- _AIM OF THE TASK_
Filter for the word "ätten" and keep each matching line.

- _DATA TO PROCESS_
-- start --
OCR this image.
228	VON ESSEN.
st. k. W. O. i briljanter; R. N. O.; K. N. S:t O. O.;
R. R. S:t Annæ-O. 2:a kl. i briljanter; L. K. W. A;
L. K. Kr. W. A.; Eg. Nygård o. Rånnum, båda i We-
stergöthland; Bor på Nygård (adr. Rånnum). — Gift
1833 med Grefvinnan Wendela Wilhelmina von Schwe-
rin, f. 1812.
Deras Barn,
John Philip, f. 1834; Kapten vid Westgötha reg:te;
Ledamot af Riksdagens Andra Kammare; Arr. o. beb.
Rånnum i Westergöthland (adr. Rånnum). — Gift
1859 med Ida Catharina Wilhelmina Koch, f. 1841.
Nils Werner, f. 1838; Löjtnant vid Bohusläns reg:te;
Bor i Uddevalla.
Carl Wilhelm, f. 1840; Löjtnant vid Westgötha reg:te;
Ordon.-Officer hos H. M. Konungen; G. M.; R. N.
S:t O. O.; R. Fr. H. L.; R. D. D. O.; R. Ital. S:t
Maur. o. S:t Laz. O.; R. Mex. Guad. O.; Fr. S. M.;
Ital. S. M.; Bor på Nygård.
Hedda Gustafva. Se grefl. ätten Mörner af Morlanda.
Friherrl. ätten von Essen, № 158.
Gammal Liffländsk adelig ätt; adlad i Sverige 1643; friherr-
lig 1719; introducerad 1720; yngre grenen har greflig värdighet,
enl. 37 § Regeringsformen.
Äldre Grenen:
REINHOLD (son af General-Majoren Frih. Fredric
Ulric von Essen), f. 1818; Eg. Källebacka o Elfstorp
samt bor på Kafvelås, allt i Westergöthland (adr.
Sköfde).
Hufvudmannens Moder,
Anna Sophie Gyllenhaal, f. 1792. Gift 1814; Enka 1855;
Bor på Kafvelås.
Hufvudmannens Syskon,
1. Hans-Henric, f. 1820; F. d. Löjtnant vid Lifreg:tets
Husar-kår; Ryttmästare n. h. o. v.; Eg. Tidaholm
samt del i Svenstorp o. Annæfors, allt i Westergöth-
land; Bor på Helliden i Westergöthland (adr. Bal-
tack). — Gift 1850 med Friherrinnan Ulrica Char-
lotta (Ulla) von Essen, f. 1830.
-- end --
- _SOLUTION TO THIS TASK_
Hedda Gustafva. Se grefl. ätten Mörner af Morlanda.
Friherrl. ätten von Essen, № 158.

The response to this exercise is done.